▶ **Description of the task**: Pull every line that holds the word "matter" from the entries.

::::::::

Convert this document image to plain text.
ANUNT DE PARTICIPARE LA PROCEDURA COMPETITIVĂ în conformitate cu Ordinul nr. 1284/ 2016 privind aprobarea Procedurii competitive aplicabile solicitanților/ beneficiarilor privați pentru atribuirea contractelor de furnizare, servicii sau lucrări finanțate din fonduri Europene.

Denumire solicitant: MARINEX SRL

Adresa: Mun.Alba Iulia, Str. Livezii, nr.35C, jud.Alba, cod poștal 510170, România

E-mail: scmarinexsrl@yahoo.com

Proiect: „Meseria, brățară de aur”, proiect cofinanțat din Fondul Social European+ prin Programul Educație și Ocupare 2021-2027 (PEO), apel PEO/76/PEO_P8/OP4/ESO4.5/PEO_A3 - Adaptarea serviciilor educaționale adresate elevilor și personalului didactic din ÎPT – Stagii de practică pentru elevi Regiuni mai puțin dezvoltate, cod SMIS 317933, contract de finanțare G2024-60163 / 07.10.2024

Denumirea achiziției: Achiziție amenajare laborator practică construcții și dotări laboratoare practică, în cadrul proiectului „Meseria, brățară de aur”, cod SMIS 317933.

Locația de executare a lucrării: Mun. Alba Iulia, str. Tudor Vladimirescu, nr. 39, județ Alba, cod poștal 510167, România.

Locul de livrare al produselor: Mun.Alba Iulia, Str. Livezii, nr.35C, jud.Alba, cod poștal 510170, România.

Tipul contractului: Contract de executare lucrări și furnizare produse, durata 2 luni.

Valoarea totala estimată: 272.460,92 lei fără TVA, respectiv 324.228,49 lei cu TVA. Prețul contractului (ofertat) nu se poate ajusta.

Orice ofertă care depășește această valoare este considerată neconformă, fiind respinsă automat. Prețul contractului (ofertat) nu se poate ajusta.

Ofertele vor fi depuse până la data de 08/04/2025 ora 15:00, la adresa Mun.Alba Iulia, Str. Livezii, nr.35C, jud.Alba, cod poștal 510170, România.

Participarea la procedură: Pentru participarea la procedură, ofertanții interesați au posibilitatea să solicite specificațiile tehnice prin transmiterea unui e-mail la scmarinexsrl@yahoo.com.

::::::::

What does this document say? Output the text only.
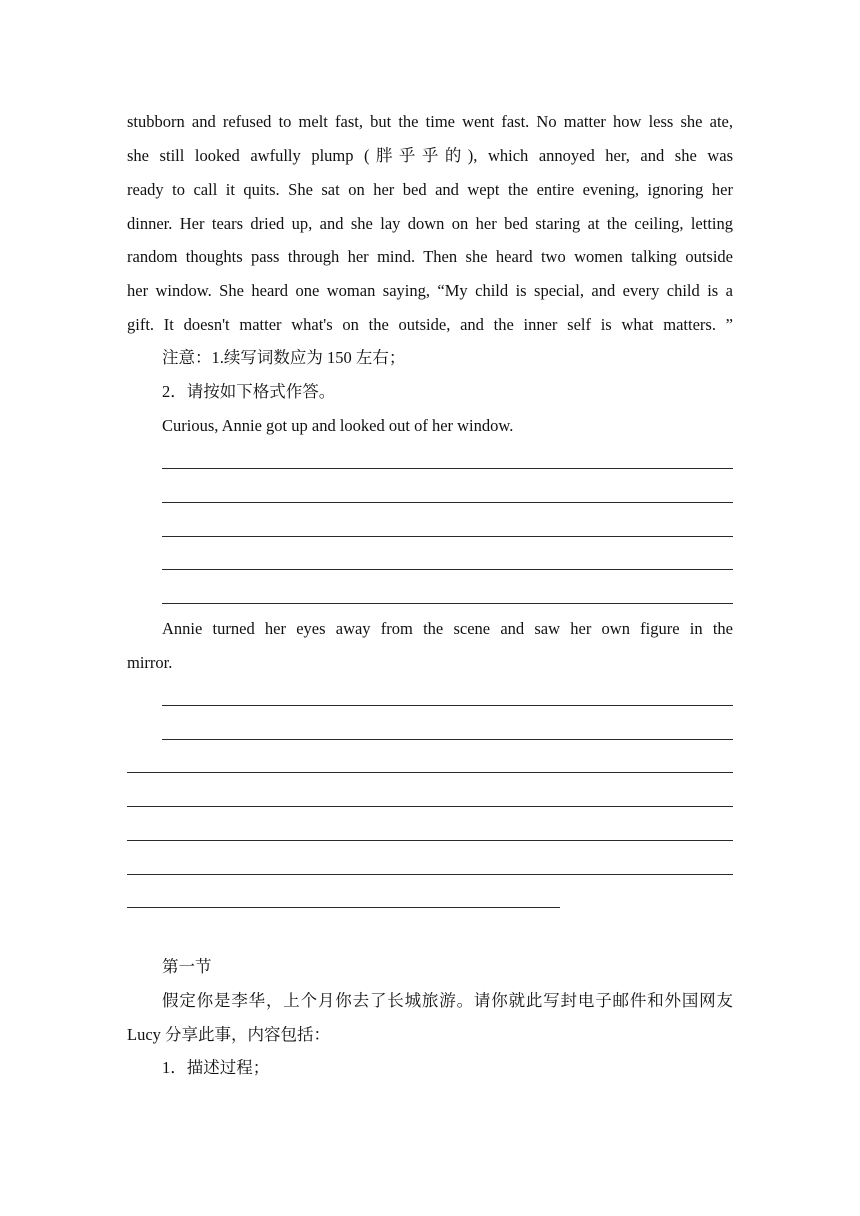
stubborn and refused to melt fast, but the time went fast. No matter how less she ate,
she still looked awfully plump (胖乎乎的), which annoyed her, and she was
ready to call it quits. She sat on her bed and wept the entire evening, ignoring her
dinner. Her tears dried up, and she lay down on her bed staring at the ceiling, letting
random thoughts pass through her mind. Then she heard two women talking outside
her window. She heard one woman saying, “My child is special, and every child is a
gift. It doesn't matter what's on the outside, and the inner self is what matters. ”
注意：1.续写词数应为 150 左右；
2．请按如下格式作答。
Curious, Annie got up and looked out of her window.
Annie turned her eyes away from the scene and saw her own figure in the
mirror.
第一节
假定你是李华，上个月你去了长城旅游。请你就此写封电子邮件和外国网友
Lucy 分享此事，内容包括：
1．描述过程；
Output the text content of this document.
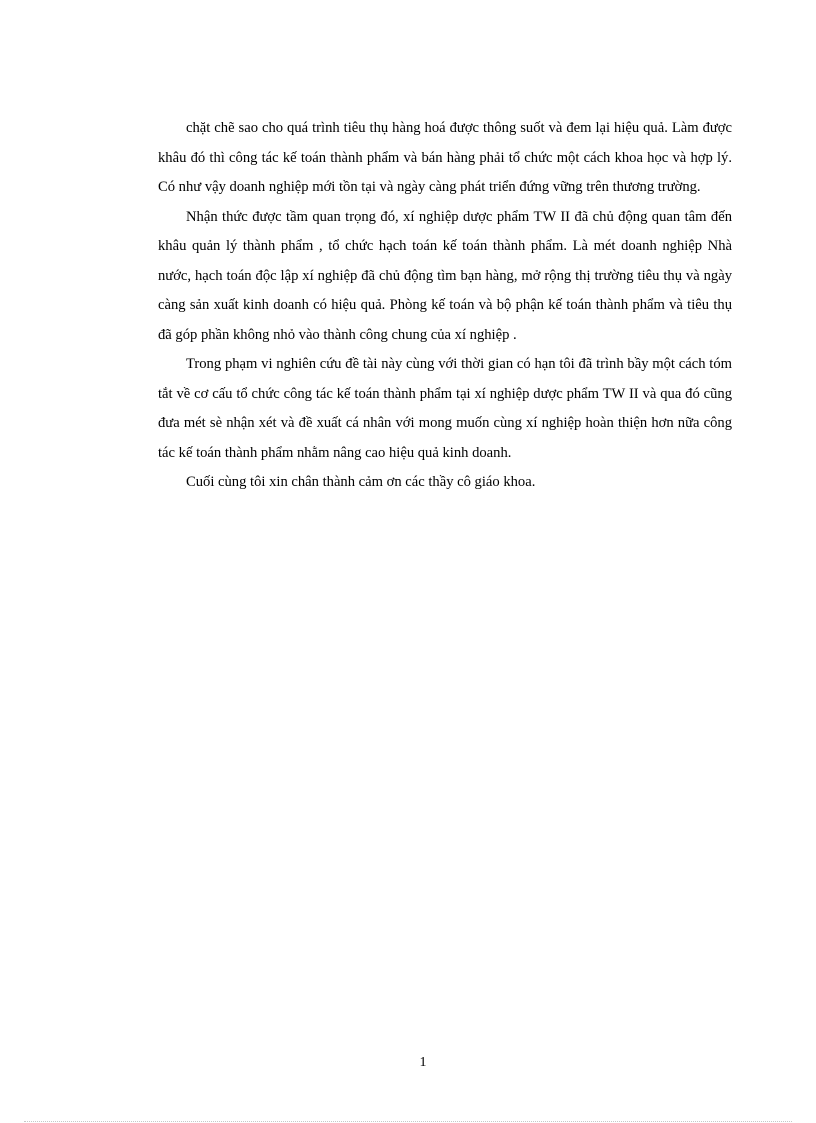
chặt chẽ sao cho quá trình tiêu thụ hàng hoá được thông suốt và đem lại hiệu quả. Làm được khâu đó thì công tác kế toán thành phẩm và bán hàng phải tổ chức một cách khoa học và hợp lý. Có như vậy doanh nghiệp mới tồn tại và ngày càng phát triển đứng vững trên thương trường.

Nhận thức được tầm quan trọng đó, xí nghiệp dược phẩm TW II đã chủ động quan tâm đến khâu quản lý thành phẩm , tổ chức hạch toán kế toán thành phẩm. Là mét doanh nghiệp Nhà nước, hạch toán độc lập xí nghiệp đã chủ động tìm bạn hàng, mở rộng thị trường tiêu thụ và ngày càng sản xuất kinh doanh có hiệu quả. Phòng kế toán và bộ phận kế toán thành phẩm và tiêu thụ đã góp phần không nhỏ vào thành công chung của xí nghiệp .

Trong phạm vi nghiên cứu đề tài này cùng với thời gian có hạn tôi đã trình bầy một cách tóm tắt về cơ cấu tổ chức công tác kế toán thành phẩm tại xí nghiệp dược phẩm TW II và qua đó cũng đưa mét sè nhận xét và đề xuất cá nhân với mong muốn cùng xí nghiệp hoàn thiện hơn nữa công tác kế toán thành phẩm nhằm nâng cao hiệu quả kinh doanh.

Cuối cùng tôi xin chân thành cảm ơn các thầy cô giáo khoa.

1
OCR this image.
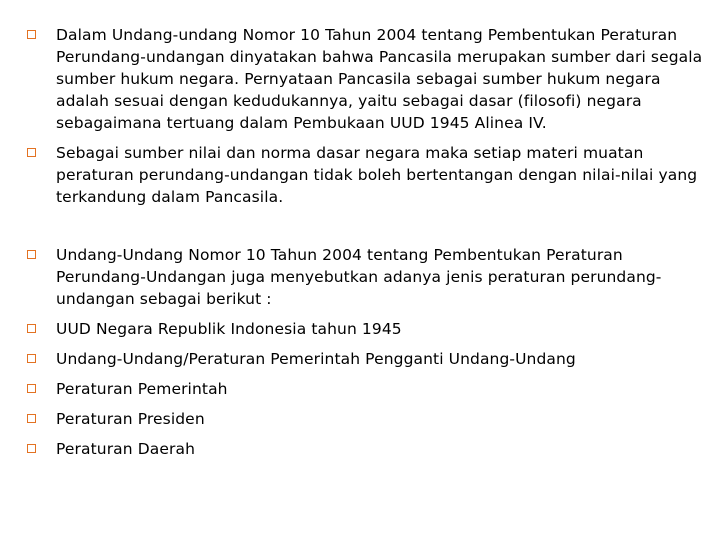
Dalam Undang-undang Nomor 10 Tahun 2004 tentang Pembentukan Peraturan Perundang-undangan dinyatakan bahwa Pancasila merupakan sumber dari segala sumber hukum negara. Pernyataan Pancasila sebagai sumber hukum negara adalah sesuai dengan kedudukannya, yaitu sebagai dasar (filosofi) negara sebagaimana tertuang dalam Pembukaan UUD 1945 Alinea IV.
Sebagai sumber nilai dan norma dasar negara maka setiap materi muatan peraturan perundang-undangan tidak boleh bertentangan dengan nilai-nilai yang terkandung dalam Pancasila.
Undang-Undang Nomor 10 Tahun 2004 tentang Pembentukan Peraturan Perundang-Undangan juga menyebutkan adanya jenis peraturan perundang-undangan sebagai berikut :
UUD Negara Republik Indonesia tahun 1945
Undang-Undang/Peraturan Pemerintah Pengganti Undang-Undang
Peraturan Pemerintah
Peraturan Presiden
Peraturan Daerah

::::::::

▶ **Worked answer**:
stubborn and refused to melt fast, but the time went fast. No matter how less she ate,
gift. It doesn't matter what's on the outside, and the inner self is what matters. ”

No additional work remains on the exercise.